--- Extracted information ---

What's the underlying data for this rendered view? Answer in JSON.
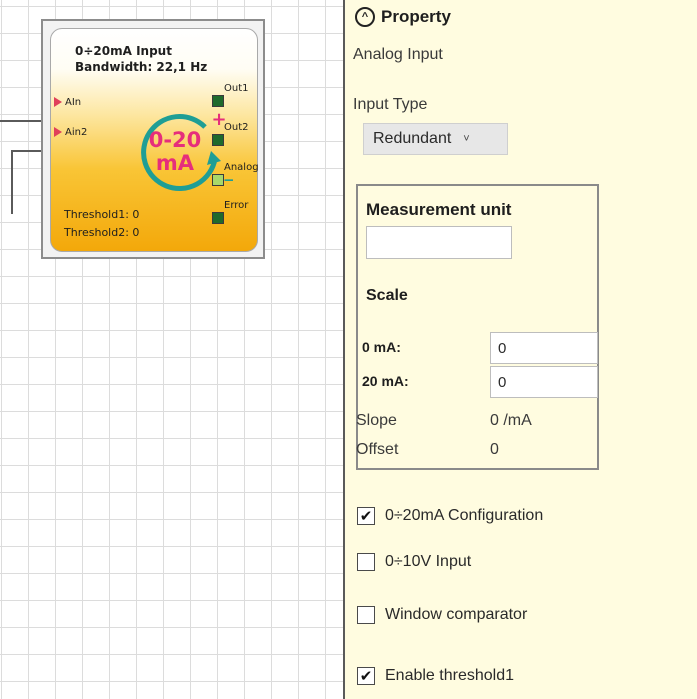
{
  "block": {
    "title": "0÷20mA Input",
    "bandwidth": "Bandwidth: 22,1 Hz",
    "inputs": [
      "AIn",
      "Ain2"
    ],
    "outputs": [
      "Out1",
      "Out2",
      "Analog",
      "Error"
    ],
    "threshold1": "Threshold1: 0",
    "threshold2": "Threshold2: 0",
    "logo_top": "0-20",
    "logo_bottom": "mA",
    "logo_plus": "+",
    "logo_minus": "_",
    "colors": {
      "accent_teal": "#1f9e95",
      "logo_text": "#e62e7b",
      "output_port": "#1f6a2c",
      "analog_port": "#a8d86a",
      "input_arrow": "#e0405a"
    }
  },
  "panel": {
    "header": "Property",
    "chevron": "^",
    "subtitle": "Analog Input",
    "input_type_label": "Input Type",
    "input_type_value": "Redundant",
    "dropdown_caret": "˅",
    "measurement_unit_label": "Measurement unit",
    "measurement_unit_value": "",
    "scale_label": "Scale",
    "zero_ma_label": "0 mA:",
    "zero_ma_value": "0",
    "twenty_ma_label": "20 mA:",
    "twenty_ma_value": "0",
    "slope_label": "Slope",
    "slope_value": "0 /mA",
    "offset_label": "Offset",
    "offset_value": "0",
    "check_mark": "✔",
    "checkboxes": [
      {
        "label": "0÷20mA Configuration",
        "checked": true
      },
      {
        "label": "0÷10V Input",
        "checked": false
      },
      {
        "label": "Window comparator",
        "checked": false
      },
      {
        "label": "Enable threshold1",
        "checked": true
      }
    ]
  }
}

---

== What you have to do ==
Retype each record exactly as it stands, but do not include the pictures.

== Exercise response ==
What's the underlying data for this rendered view? Answer in JSON.
{
  "block": {
    "title": "0÷20mA Input",
    "bandwidth": "Bandwidth: 22,1 Hz",
    "inputs": [
      "AIn",
      "Ain2"
    ],
    "outputs": [
      "Out1",
      "Out2",
      "Analog",
      "Error"
    ],
    "threshold1": "Threshold1: 0",
    "threshold2": "Threshold2: 0",
    "logo_top": "0-20",
    "logo_bottom": "mA",
    "logo_plus": "+",
    "logo_minus": "_",
    "colors": {
      "accent_teal": "#1f9e95",
      "logo_text": "#e62e7b",
      "output_port": "#1f6a2c",
      "analog_port": "#a8d86a",
      "input_arrow": "#e0405a"
    }
  },
  "panel": {
    "header": "Property",
    "chevron": "^",
    "subtitle": "Analog Input",
    "input_type_label": "Input Type",
    "input_type_value": "Redundant",
    "dropdown_caret": "˅",
    "measurement_unit_label": "Measurement unit",
    "measurement_unit_value": "",
    "scale_label": "Scale",
    "zero_ma_label": "0 mA:",
    "zero_ma_value": "0",
    "twenty_ma_label": "20 mA:",
    "twenty_ma_value": "0",
    "slope_label": "Slope",
    "slope_value": "0 /mA",
    "offset_label": "Offset",
    "offset_value": "0",
    "check_mark": "✔",
    "checkboxes": [
      {
        "label": "0÷20mA Configuration",
        "checked": true
      },
      {
        "label": "0÷10V Input",
        "checked": false
      },
      {
        "label": "Window comparator",
        "checked": false
      },
      {
        "label": "Enable threshold1",
        "checked": true
      }
    ]
  }
}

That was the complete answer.